··· DATASET EXCERPTS ···

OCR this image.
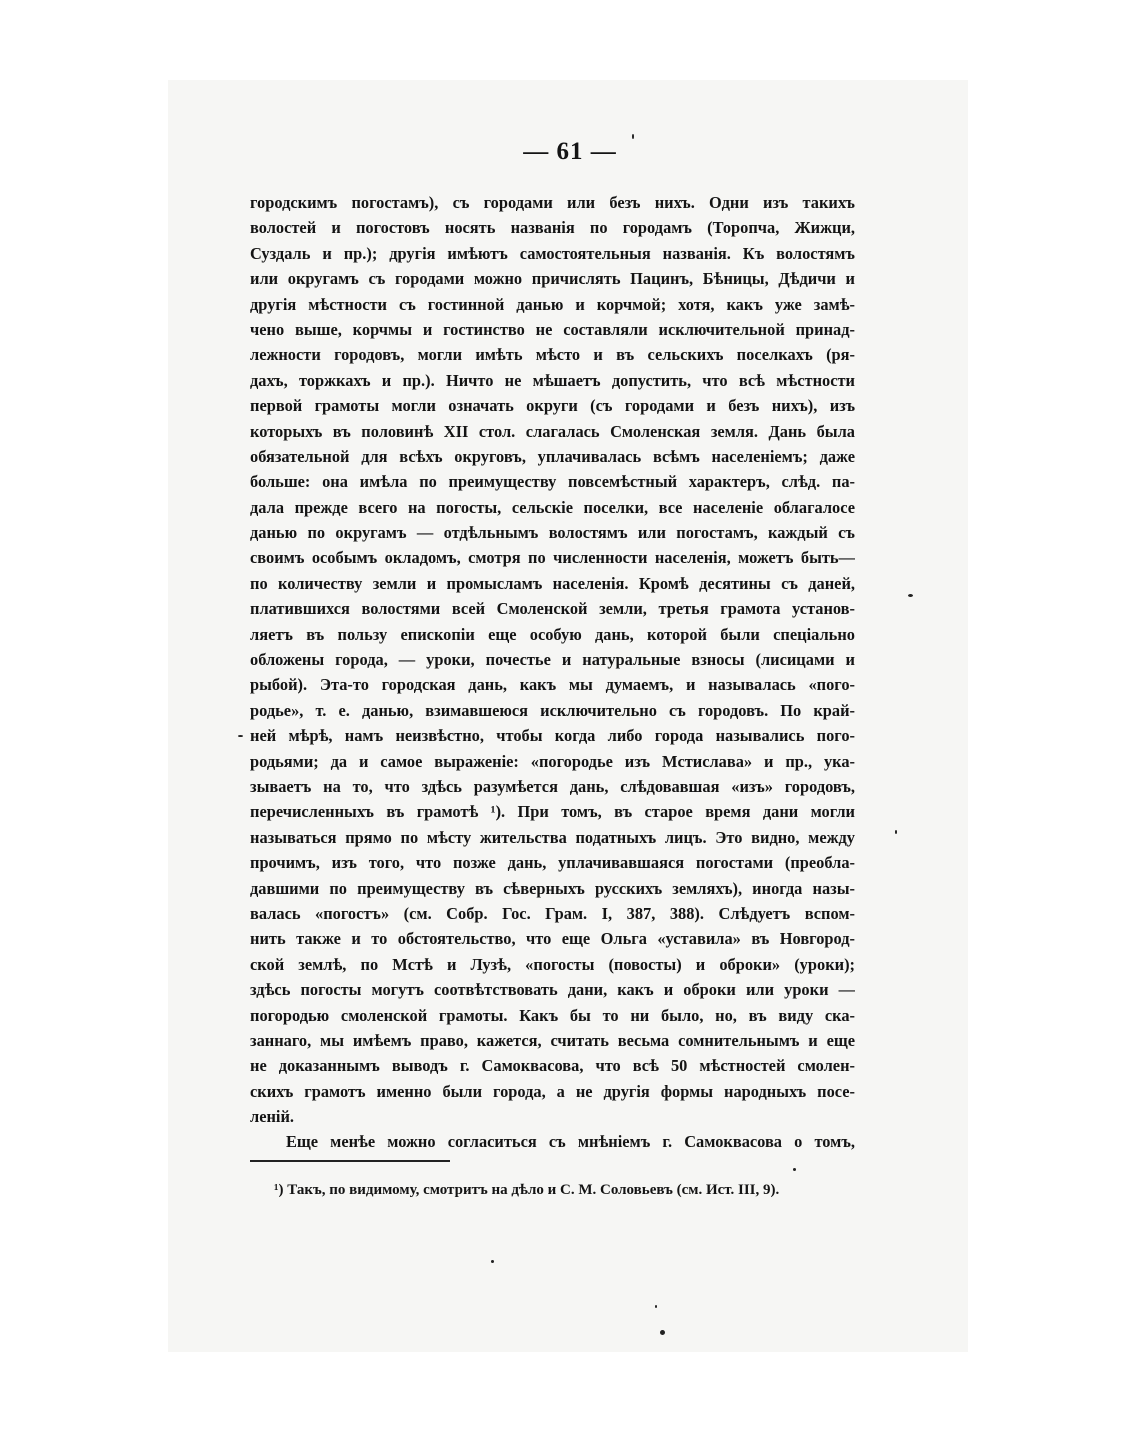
— 61 —
городскимъ погостамъ), съ городами или безъ нихъ. Одни изъ такихъ
волостей и погостовъ носять названія по городамъ (Торопча, Жижци,
Суздаль и пр.); другія имѣютъ самостоятельныя названія. Къ волостямъ
или округамъ съ городами можно причислять Пацинъ, Бѣницы, Дѣдичи и
другія мѣстности съ гостинной данью и корчмой; хотя, какъ уже замѣ-
чено выше, корчмы и гостинство не составляли исключительной принад-
лежности городовъ, могли имѣть мѣсто и въ сельскихъ поселкахъ (ря-
дахъ, торжкахъ и пр.). Ничто не мѣшаетъ допустить, что всѣ мѣстности
первой грамоты могли означать округи (съ городами и безъ нихъ), изъ
которыхъ въ половинѣ XII стол. слагалась Смоленская земля. Дань была
обязательной для всѣхъ округовъ, уплачивалась всѣмъ населеніемъ; даже
больше: она имѣла по преимуществу повсемѣстный характеръ, слѣд. па-
дала прежде всего на погосты, сельскіе поселки, все населеніе облагалосе
данью по округамъ — отдѣльнымъ волостямъ или погостамъ, каждый съ
своимъ особымъ окладомъ, смотря по численности населенія, можетъ быть—
по количеству земли и промысламъ населенія. Кромѣ десятины съ даней,
платившихся волостями всей Смоленской земли, третья грамота установ-
ляетъ въ пользу епископіи еще особую дань, которой были спеціально
обложены города, — уроки, почестье и натуральные взносы (лисицами и
рыбой). Эта-то городская дань, какъ мы думаемъ, и называлась «пого-
родье», т. е. данью, взимавшеюся исключительно съ городовъ. По край-
ней мѣрѣ, намъ неизвѣстно, чтобы когда либо города назывались пого-
родьями; да и самое выраженіе: «погородье изъ Мстислава» и пр., ука-
зываетъ на то, что здѣсь разумѣется дань, слѣдовавшая «изъ» городовъ,
перечисленныхъ въ грамотѣ ¹). При томъ, въ старое время дани могли
называться прямо по мѣсту жительства податныхъ лицъ. Это видно, между
прочимъ, изъ того, что позже дань, уплачивавшаяся погостами (преобла-
давшими по преимуществу въ сѣверныхъ русскихъ земляхъ), иногда назы-
валась «погостъ» (см. Собр. Гос. Грам. I, 387, 388). Слѣдуетъ вспом-
нить также и то обстоятельство, что еще Ольга «уставила» въ Новгород-
ской землѣ, по Мстѣ и Лузѣ, «погосты (повосты) и оброки» (уроки);
здѣсь погосты могутъ соотвѣтствовать дани, какъ и оброки или уроки —
погородью смоленской грамоты. Какъ бы то ни было, но, въ виду ска-
заннаго, мы имѣемъ право, кажется, считать весьма сомнительнымъ и еще
не доказаннымъ выводъ г. Самоквасова, что всѣ 50 мѣстностей смолен-
скихъ грамотъ именно были города, а не другія формы народныхъ посе-
леній.
Еще менѣе можно согласиться съ мнѣніемъ г. Самоквасова о томъ,

¹) Такъ, по видимому, смотритъ на дѣло и С. М. Соловьевъ (см. Ист. III, 9).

···

▶ TASK DETAILS
Copy out the entries verbatim and leave the images out.

▶ SOLUTION TO THIS TASK
OCR this image.
— 61 —
городскимъ погостамъ), съ городами или безъ нихъ. Одни изъ такихъ
волостей и погостовъ носять названія по городамъ (Торопча, Жижци,
Суздаль и пр.); другія имѣютъ самостоятельныя названія. Къ волостямъ
или округамъ съ городами можно причислять Пацинъ, Бѣницы, Дѣдичи и
другія мѣстности съ гостинной данью и корчмой; хотя, какъ уже замѣ-
чено выше, корчмы и гостинство не составляли исключительной принад-
лежности городовъ, могли имѣть мѣсто и въ сельскихъ поселкахъ (ря-
дахъ, торжкахъ и пр.). Ничто не мѣшаетъ допустить, что всѣ мѣстности
первой грамоты могли означать округи (съ городами и безъ нихъ), изъ
которыхъ въ половинѣ XII стол. слагалась Смоленская земля. Дань была
обязательной для всѣхъ округовъ, уплачивалась всѣмъ населеніемъ; даже
больше: она имѣла по преимуществу повсемѣстный характеръ, слѣд. па-
дала прежде всего на погосты, сельскіе поселки, все населеніе облагалосе
данью по округамъ — отдѣльнымъ волостямъ или погостамъ, каждый съ
своимъ особымъ окладомъ, смотря по численности населенія, можетъ быть—
по количеству земли и промысламъ населенія. Кромѣ десятины съ даней,
платившихся волостями всей Смоленской земли, третья грамота установ-
ляетъ въ пользу епископіи еще особую дань, которой были спеціально
обложены города, — уроки, почестье и натуральные взносы (лисицами и
рыбой). Эта-то городская дань, какъ мы думаемъ, и называлась «пого-
родье», т. е. данью, взимавшеюся исключительно съ городовъ. По край-
ней мѣрѣ, намъ неизвѣстно, чтобы когда либо города назывались пого-
родьями; да и самое выраженіе: «погородье изъ Мстислава» и пр., ука-
зываетъ на то, что здѣсь разумѣется дань, слѣдовавшая «изъ» городовъ,
перечисленныхъ въ грамотѣ ¹). При томъ, въ старое время дани могли
называться прямо по мѣсту жительства податныхъ лицъ. Это видно, между
прочимъ, изъ того, что позже дань, уплачивавшаяся погостами (преобла-
давшими по преимуществу въ сѣверныхъ русскихъ земляхъ), иногда назы-
валась «погостъ» (см. Собр. Гос. Грам. I, 387, 388). Слѣдуетъ вспом-
нить также и то обстоятельство, что еще Ольга «уставила» въ Новгород-
ской землѣ, по Мстѣ и Лузѣ, «погосты (повосты) и оброки» (уроки);
здѣсь погосты могутъ соотвѣтствовать дани, какъ и оброки или уроки —
погородью смоленской грамоты. Какъ бы то ни было, но, въ виду ска-
заннаго, мы имѣемъ право, кажется, считать весьма сомнительнымъ и еще
не доказаннымъ выводъ г. Самоквасова, что всѣ 50 мѣстностей смолен-
скихъ грамотъ именно были города, а не другія формы народныхъ посе-
леній.
Еще менѣе можно согласиться съ мнѣніемъ г. Самоквасова о томъ,

¹) Такъ, по видимому, смотритъ на дѣло и С. М. Соловьевъ (см. Ист. III, 9).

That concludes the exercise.